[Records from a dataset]

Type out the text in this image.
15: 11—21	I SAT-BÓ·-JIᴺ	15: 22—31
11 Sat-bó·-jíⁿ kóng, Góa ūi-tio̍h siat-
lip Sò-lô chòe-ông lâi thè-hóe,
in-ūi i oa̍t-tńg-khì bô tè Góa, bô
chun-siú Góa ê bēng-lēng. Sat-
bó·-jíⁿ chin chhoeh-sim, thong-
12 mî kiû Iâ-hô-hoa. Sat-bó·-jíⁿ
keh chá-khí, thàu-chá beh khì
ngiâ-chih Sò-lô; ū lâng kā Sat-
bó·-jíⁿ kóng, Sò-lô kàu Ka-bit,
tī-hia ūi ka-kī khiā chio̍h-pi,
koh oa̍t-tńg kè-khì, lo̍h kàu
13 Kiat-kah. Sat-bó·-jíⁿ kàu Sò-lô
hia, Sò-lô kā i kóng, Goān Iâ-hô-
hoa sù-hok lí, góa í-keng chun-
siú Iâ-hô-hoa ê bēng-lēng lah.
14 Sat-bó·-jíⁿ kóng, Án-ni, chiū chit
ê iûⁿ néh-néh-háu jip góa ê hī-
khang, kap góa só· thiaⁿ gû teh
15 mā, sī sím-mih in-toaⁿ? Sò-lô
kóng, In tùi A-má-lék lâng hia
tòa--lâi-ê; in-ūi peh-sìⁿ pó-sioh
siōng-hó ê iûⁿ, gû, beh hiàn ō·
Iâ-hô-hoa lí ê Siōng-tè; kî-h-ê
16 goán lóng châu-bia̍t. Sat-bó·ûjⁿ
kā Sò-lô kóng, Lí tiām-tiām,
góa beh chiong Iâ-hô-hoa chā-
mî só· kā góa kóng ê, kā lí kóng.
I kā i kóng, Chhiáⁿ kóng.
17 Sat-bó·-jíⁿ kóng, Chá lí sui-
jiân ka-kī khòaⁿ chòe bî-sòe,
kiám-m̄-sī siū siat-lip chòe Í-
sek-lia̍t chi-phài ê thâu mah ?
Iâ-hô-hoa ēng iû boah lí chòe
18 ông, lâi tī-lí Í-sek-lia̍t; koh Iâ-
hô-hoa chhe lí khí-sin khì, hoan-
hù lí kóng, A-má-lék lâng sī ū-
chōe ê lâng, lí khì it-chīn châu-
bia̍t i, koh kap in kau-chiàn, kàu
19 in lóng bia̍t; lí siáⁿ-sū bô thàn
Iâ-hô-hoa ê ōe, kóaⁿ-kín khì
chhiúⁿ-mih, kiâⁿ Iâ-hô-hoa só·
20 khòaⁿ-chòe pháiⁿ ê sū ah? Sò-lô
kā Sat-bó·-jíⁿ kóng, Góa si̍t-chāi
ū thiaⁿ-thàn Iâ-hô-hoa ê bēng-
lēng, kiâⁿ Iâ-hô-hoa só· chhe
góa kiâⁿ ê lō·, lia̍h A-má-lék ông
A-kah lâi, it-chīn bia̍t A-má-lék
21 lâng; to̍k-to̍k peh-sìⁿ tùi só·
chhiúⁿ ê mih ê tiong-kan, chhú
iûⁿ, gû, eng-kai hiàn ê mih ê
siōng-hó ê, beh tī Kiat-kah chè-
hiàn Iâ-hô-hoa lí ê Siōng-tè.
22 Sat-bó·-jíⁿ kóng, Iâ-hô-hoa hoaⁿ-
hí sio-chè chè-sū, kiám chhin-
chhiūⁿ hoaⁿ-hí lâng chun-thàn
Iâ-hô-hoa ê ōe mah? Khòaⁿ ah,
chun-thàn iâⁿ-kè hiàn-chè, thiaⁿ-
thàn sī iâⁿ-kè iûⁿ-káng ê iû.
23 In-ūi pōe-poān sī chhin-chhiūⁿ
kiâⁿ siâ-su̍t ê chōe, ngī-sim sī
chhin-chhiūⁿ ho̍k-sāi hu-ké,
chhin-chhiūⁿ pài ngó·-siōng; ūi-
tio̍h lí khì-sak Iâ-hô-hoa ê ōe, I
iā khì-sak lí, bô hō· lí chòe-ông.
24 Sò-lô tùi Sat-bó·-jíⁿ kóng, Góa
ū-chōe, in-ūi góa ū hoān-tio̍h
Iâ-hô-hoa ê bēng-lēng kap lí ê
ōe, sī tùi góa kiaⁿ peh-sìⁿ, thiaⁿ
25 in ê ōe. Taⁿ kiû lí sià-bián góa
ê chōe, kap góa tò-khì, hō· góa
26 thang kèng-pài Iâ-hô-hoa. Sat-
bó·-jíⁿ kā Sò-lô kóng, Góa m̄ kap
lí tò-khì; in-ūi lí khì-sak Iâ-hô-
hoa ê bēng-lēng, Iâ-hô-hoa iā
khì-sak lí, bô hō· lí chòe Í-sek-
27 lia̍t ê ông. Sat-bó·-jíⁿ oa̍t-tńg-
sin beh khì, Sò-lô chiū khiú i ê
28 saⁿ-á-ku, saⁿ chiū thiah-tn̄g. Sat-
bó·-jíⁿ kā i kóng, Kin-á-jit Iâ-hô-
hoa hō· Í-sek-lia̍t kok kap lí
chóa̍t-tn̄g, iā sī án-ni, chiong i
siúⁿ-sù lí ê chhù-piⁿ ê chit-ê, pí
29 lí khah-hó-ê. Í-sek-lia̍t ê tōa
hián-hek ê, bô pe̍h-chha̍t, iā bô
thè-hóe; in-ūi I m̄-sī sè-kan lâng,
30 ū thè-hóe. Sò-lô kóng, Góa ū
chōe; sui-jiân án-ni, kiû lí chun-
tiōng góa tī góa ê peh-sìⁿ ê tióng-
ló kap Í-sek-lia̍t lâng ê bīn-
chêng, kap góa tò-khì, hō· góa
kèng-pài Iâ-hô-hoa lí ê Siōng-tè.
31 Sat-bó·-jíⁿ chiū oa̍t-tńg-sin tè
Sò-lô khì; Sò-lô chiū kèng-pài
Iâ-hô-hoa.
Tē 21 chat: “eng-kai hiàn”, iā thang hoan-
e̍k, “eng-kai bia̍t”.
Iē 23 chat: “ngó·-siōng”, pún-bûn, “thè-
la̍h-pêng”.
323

◆ Set task
The lines above should be duplicated exactly.

◆ Exercise output
Type out the text in this image.
15: 11—21	I SAT-BÓ·-JIᴺ	15: 22—31
11 Sat-bó·-jíⁿ kóng, Góa ūi-tio̍h siat-
lip Sò-lô chòe-ông lâi thè-hóe,
in-ūi i oa̍t-tńg-khì bô tè Góa, bô
chun-siú Góa ê bēng-lēng. Sat-
bó·-jíⁿ chin chhoeh-sim, thong-
12 mî kiû Iâ-hô-hoa. Sat-bó·-jíⁿ
keh chá-khí, thàu-chá beh khì
ngiâ-chih Sò-lô; ū lâng kā Sat-
bó·-jíⁿ kóng, Sò-lô kàu Ka-bit,
tī-hia ūi ka-kī khiā chio̍h-pi,
koh oa̍t-tńg kè-khì, lo̍h kàu
13 Kiat-kah. Sat-bó·-jíⁿ kàu Sò-lô
hia, Sò-lô kā i kóng, Goān Iâ-hô-
hoa sù-hok lí, góa í-keng chun-
siú Iâ-hô-hoa ê bēng-lēng lah.
14 Sat-bó·-jíⁿ kóng, Án-ni, chiū chit
ê iûⁿ néh-néh-háu jip góa ê hī-
khang, kap góa só· thiaⁿ gû teh
15 mā, sī sím-mih in-toaⁿ? Sò-lô
kóng, In tùi A-má-lék lâng hia
tòa--lâi-ê; in-ūi peh-sìⁿ pó-sioh
siōng-hó ê iûⁿ, gû, beh hiàn ō·
Iâ-hô-hoa lí ê Siōng-tè; kî-h-ê
16 goán lóng châu-bia̍t. Sat-bó·ûjⁿ
kā Sò-lô kóng, Lí tiām-tiām,
góa beh chiong Iâ-hô-hoa chā-
mî só· kā góa kóng ê, kā lí kóng.
I kā i kóng, Chhiáⁿ kóng.
17 Sat-bó·-jíⁿ kóng, Chá lí sui-
jiân ka-kī khòaⁿ chòe bî-sòe,
kiám-m̄-sī siū siat-lip chòe Í-
sek-lia̍t chi-phài ê thâu mah ?
Iâ-hô-hoa ēng iû boah lí chòe
18 ông, lâi tī-lí Í-sek-lia̍t; koh Iâ-
hô-hoa chhe lí khí-sin khì, hoan-
hù lí kóng, A-má-lék lâng sī ū-
chōe ê lâng, lí khì it-chīn châu-
bia̍t i, koh kap in kau-chiàn, kàu
19 in lóng bia̍t; lí siáⁿ-sū bô thàn
Iâ-hô-hoa ê ōe, kóaⁿ-kín khì
chhiúⁿ-mih, kiâⁿ Iâ-hô-hoa só·
20 khòaⁿ-chòe pháiⁿ ê sū ah? Sò-lô
kā Sat-bó·-jíⁿ kóng, Góa si̍t-chāi
ū thiaⁿ-thàn Iâ-hô-hoa ê bēng-
lēng, kiâⁿ Iâ-hô-hoa só· chhe
góa kiâⁿ ê lō·, lia̍h A-má-lék ông
A-kah lâi, it-chīn bia̍t A-má-lék
21 lâng; to̍k-to̍k peh-sìⁿ tùi só·
chhiúⁿ ê mih ê tiong-kan, chhú
iûⁿ, gû, eng-kai hiàn ê mih ê
siōng-hó ê, beh tī Kiat-kah chè-
hiàn Iâ-hô-hoa lí ê Siōng-tè.
22 Sat-bó·-jíⁿ kóng, Iâ-hô-hoa hoaⁿ-
hí sio-chè chè-sū, kiám chhin-
chhiūⁿ hoaⁿ-hí lâng chun-thàn
Iâ-hô-hoa ê ōe mah? Khòaⁿ ah,
chun-thàn iâⁿ-kè hiàn-chè, thiaⁿ-
thàn sī iâⁿ-kè iûⁿ-káng ê iû.
23 In-ūi pōe-poān sī chhin-chhiūⁿ
kiâⁿ siâ-su̍t ê chōe, ngī-sim sī
chhin-chhiūⁿ ho̍k-sāi hu-ké,
chhin-chhiūⁿ pài ngó·-siōng; ūi-
tio̍h lí khì-sak Iâ-hô-hoa ê ōe, I
iā khì-sak lí, bô hō· lí chòe-ông.
24 Sò-lô tùi Sat-bó·-jíⁿ kóng, Góa
ū-chōe, in-ūi góa ū hoān-tio̍h
Iâ-hô-hoa ê bēng-lēng kap lí ê
ōe, sī tùi góa kiaⁿ peh-sìⁿ, thiaⁿ
25 in ê ōe. Taⁿ kiû lí sià-bián góa
ê chōe, kap góa tò-khì, hō· góa
26 thang kèng-pài Iâ-hô-hoa. Sat-
bó·-jíⁿ kā Sò-lô kóng, Góa m̄ kap
lí tò-khì; in-ūi lí khì-sak Iâ-hô-
hoa ê bēng-lēng, Iâ-hô-hoa iā
khì-sak lí, bô hō· lí chòe Í-sek-
27 lia̍t ê ông. Sat-bó·-jíⁿ oa̍t-tńg-
sin beh khì, Sò-lô chiū khiú i ê
28 saⁿ-á-ku, saⁿ chiū thiah-tn̄g. Sat-
bó·-jíⁿ kā i kóng, Kin-á-jit Iâ-hô-
hoa hō· Í-sek-lia̍t kok kap lí
chóa̍t-tn̄g, iā sī án-ni, chiong i
siúⁿ-sù lí ê chhù-piⁿ ê chit-ê, pí
29 lí khah-hó-ê. Í-sek-lia̍t ê tōa
hián-hek ê, bô pe̍h-chha̍t, iā bô
thè-hóe; in-ūi I m̄-sī sè-kan lâng,
30 ū thè-hóe. Sò-lô kóng, Góa ū
chōe; sui-jiân án-ni, kiû lí chun-
tiōng góa tī góa ê peh-sìⁿ ê tióng-
ló kap Í-sek-lia̍t lâng ê bīn-
chêng, kap góa tò-khì, hō· góa
kèng-pài Iâ-hô-hoa lí ê Siōng-tè.
31 Sat-bó·-jíⁿ chiū oa̍t-tńg-sin tè
Sò-lô khì; Sò-lô chiū kèng-pài
Iâ-hô-hoa.
Tē 21 chat: “eng-kai hiàn”, iā thang hoan-
e̍k, “eng-kai bia̍t”.
Iē 23 chat: “ngó·-siōng”, pún-bûn, “thè-
la̍h-pêng”.
323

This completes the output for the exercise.